====== Data ======

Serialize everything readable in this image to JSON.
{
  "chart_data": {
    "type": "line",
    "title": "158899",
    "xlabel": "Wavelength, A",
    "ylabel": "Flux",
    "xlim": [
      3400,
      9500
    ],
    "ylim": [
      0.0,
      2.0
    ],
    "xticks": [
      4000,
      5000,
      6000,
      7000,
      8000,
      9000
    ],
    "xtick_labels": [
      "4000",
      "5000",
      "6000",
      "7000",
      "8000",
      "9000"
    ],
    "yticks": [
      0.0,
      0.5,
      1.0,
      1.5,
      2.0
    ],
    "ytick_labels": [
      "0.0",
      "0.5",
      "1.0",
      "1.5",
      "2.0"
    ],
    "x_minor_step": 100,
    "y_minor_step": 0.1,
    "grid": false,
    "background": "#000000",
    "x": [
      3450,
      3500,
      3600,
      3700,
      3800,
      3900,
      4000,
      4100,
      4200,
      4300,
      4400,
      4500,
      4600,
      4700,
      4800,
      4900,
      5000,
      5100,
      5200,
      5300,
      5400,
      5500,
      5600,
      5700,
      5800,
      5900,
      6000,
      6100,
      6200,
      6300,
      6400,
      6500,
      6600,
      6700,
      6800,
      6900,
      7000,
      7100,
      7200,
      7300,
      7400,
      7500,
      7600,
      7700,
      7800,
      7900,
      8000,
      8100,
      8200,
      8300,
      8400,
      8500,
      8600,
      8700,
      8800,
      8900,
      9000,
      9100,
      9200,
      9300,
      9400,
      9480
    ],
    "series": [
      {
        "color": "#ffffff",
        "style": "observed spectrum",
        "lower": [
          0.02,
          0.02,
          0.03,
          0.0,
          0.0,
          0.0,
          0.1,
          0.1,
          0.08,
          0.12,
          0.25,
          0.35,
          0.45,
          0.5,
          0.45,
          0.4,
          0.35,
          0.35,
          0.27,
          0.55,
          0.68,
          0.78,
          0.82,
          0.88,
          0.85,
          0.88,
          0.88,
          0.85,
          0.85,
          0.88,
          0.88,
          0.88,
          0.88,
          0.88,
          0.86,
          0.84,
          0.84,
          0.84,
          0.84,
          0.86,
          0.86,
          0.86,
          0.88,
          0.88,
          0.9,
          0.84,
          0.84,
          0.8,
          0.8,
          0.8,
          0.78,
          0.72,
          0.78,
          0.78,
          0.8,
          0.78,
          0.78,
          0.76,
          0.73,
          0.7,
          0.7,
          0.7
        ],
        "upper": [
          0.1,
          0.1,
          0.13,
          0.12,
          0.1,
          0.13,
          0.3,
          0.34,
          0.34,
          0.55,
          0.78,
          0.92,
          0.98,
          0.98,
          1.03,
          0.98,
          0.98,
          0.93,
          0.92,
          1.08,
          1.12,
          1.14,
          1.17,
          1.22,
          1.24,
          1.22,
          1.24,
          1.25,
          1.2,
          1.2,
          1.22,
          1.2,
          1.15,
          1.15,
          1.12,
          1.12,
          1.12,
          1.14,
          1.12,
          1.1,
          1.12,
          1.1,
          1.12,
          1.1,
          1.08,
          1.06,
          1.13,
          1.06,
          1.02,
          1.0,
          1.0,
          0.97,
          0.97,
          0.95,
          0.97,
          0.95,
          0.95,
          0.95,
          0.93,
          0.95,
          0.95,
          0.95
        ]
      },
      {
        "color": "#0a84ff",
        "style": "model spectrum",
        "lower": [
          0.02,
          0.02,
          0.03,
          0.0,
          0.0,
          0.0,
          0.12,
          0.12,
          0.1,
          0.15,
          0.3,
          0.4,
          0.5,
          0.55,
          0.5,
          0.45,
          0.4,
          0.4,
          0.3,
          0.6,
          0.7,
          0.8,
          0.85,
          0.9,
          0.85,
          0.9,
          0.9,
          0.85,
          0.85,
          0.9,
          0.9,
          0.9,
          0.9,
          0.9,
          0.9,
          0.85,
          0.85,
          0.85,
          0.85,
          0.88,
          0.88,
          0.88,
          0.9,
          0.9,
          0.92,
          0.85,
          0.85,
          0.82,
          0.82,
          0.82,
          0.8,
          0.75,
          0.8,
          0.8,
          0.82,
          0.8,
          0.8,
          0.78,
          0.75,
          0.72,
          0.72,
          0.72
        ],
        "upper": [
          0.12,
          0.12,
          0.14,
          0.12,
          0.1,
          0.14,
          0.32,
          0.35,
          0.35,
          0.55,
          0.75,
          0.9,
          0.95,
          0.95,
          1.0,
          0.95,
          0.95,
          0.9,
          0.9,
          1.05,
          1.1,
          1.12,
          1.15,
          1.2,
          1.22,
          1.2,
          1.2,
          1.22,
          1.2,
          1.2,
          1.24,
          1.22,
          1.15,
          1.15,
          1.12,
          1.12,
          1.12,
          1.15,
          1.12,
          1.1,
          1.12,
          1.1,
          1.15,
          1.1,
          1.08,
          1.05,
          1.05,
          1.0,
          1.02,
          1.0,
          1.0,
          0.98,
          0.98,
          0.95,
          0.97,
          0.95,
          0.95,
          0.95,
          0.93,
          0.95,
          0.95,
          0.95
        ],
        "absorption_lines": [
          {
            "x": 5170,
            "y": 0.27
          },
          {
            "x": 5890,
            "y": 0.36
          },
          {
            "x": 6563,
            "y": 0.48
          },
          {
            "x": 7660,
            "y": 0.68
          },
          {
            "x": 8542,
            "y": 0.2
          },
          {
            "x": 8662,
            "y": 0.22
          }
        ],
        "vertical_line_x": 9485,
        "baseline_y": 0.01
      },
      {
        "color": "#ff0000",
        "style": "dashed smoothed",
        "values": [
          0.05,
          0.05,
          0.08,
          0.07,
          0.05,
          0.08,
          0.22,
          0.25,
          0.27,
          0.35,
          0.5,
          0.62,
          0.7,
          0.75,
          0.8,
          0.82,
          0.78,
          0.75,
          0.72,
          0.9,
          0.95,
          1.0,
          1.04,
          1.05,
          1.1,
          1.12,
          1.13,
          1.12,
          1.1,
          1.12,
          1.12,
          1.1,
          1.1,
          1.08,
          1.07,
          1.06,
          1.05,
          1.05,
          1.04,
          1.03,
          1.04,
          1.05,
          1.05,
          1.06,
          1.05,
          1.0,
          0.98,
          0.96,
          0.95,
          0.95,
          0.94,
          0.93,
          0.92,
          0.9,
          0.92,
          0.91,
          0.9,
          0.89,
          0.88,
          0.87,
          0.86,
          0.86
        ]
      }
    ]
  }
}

======

- _Stated goal_:
Output each record exactly, leaving nothing out.

- _Task solution_:
Serialize everything readable in this image to JSON.
{
  "chart_data": {
    "type": "line",
    "title": "158899",
    "xlabel": "Wavelength, A",
    "ylabel": "Flux",
    "xlim": [
      3400,
      9500
    ],
    "ylim": [
      0.0,
      2.0
    ],
    "xticks": [
      4000,
      5000,
      6000,
      7000,
      8000,
      9000
    ],
    "xtick_labels": [
      "4000",
      "5000",
      "6000",
      "7000",
      "8000",
      "9000"
    ],
    "yticks": [
      0.0,
      0.5,
      1.0,
      1.5,
      2.0
    ],
    "ytick_labels": [
      "0.0",
      "0.5",
      "1.0",
      "1.5",
      "2.0"
    ],
    "x_minor_step": 100,
    "y_minor_step": 0.1,
    "grid": false,
    "background": "#000000",
    "x": [
      3450,
      3500,
      3600,
      3700,
      3800,
      3900,
      4000,
      4100,
      4200,
      4300,
      4400,
      4500,
      4600,
      4700,
      4800,
      4900,
      5000,
      5100,
      5200,
      5300,
      5400,
      5500,
      5600,
      5700,
      5800,
      5900,
      6000,
      6100,
      6200,
      6300,
      6400,
      6500,
      6600,
      6700,
      6800,
      6900,
      7000,
      7100,
      7200,
      7300,
      7400,
      7500,
      7600,
      7700,
      7800,
      7900,
      8000,
      8100,
      8200,
      8300,
      8400,
      8500,
      8600,
      8700,
      8800,
      8900,
      9000,
      9100,
      9200,
      9300,
      9400,
      9480
    ],
    "series": [
      {
        "color": "#ffffff",
        "style": "observed spectrum",
        "lower": [
          0.02,
          0.02,
          0.03,
          0.0,
          0.0,
          0.0,
          0.1,
          0.1,
          0.08,
          0.12,
          0.25,
          0.35,
          0.45,
          0.5,
          0.45,
          0.4,
          0.35,
          0.35,
          0.27,
          0.55,
          0.68,
          0.78,
          0.82,
          0.88,
          0.85,
          0.88,
          0.88,
          0.85,
          0.85,
          0.88,
          0.88,
          0.88,
          0.88,
          0.88,
          0.86,
          0.84,
          0.84,
          0.84,
          0.84,
          0.86,
          0.86,
          0.86,
          0.88,
          0.88,
          0.9,
          0.84,
          0.84,
          0.8,
          0.8,
          0.8,
          0.78,
          0.72,
          0.78,
          0.78,
          0.8,
          0.78,
          0.78,
          0.76,
          0.73,
          0.7,
          0.7,
          0.7
        ],
        "upper": [
          0.1,
          0.1,
          0.13,
          0.12,
          0.1,
          0.13,
          0.3,
          0.34,
          0.34,
          0.55,
          0.78,
          0.92,
          0.98,
          0.98,
          1.03,
          0.98,
          0.98,
          0.93,
          0.92,
          1.08,
          1.12,
          1.14,
          1.17,
          1.22,
          1.24,
          1.22,
          1.24,
          1.25,
          1.2,
          1.2,
          1.22,
          1.2,
          1.15,
          1.15,
          1.12,
          1.12,
          1.12,
          1.14,
          1.12,
          1.1,
          1.12,
          1.1,
          1.12,
          1.1,
          1.08,
          1.06,
          1.13,
          1.06,
          1.02,
          1.0,
          1.0,
          0.97,
          0.97,
          0.95,
          0.97,
          0.95,
          0.95,
          0.95,
          0.93,
          0.95,
          0.95,
          0.95
        ]
      },
      {
        "color": "#0a84ff",
        "style": "model spectrum",
        "lower": [
          0.02,
          0.02,
          0.03,
          0.0,
          0.0,
          0.0,
          0.12,
          0.12,
          0.1,
          0.15,
          0.3,
          0.4,
          0.5,
          0.55,
          0.5,
          0.45,
          0.4,
          0.4,
          0.3,
          0.6,
          0.7,
          0.8,
          0.85,
          0.9,
          0.85,
          0.9,
          0.9,
          0.85,
          0.85,
          0.9,
          0.9,
          0.9,
          0.9,
          0.9,
          0.9,
          0.85,
          0.85,
          0.85,
          0.85,
          0.88,
          0.88,
          0.88,
          0.9,
          0.9,
          0.92,
          0.85,
          0.85,
          0.82,
          0.82,
          0.82,
          0.8,
          0.75,
          0.8,
          0.8,
          0.82,
          0.8,
          0.8,
          0.78,
          0.75,
          0.72,
          0.72,
          0.72
        ],
        "upper": [
          0.12,
          0.12,
          0.14,
          0.12,
          0.1,
          0.14,
          0.32,
          0.35,
          0.35,
          0.55,
          0.75,
          0.9,
          0.95,
          0.95,
          1.0,
          0.95,
          0.95,
          0.9,
          0.9,
          1.05,
          1.1,
          1.12,
          1.15,
          1.2,
          1.22,
          1.2,
          1.2,
          1.22,
          1.2,
          1.2,
          1.24,
          1.22,
          1.15,
          1.15,
          1.12,
          1.12,
          1.12,
          1.15,
          1.12,
          1.1,
          1.12,
          1.1,
          1.15,
          1.1,
          1.08,
          1.05,
          1.05,
          1.0,
          1.02,
          1.0,
          1.0,
          0.98,
          0.98,
          0.95,
          0.97,
          0.95,
          0.95,
          0.95,
          0.93,
          0.95,
          0.95,
          0.95
        ],
        "absorption_lines": [
          {
            "x": 5170,
            "y": 0.27
          },
          {
            "x": 5890,
            "y": 0.36
          },
          {
            "x": 6563,
            "y": 0.48
          },
          {
            "x": 7660,
            "y": 0.68
          },
          {
            "x": 8542,
            "y": 0.2
          },
          {
            "x": 8662,
            "y": 0.22
          }
        ],
        "vertical_line_x": 9485,
        "baseline_y": 0.01
      },
      {
        "color": "#ff0000",
        "style": "dashed smoothed",
        "values": [
          0.05,
          0.05,
          0.08,
          0.07,
          0.05,
          0.08,
          0.22,
          0.25,
          0.27,
          0.35,
          0.5,
          0.62,
          0.7,
          0.75,
          0.8,
          0.82,
          0.78,
          0.75,
          0.72,
          0.9,
          0.95,
          1.0,
          1.04,
          1.05,
          1.1,
          1.12,
          1.13,
          1.12,
          1.1,
          1.12,
          1.12,
          1.1,
          1.1,
          1.08,
          1.07,
          1.06,
          1.05,
          1.05,
          1.04,
          1.03,
          1.04,
          1.05,
          1.05,
          1.06,
          1.05,
          1.0,
          0.98,
          0.96,
          0.95,
          0.95,
          0.94,
          0.93,
          0.92,
          0.9,
          0.92,
          0.91,
          0.9,
          0.89,
          0.88,
          0.87,
          0.86,
          0.86
        ]
      }
    ]
  }
}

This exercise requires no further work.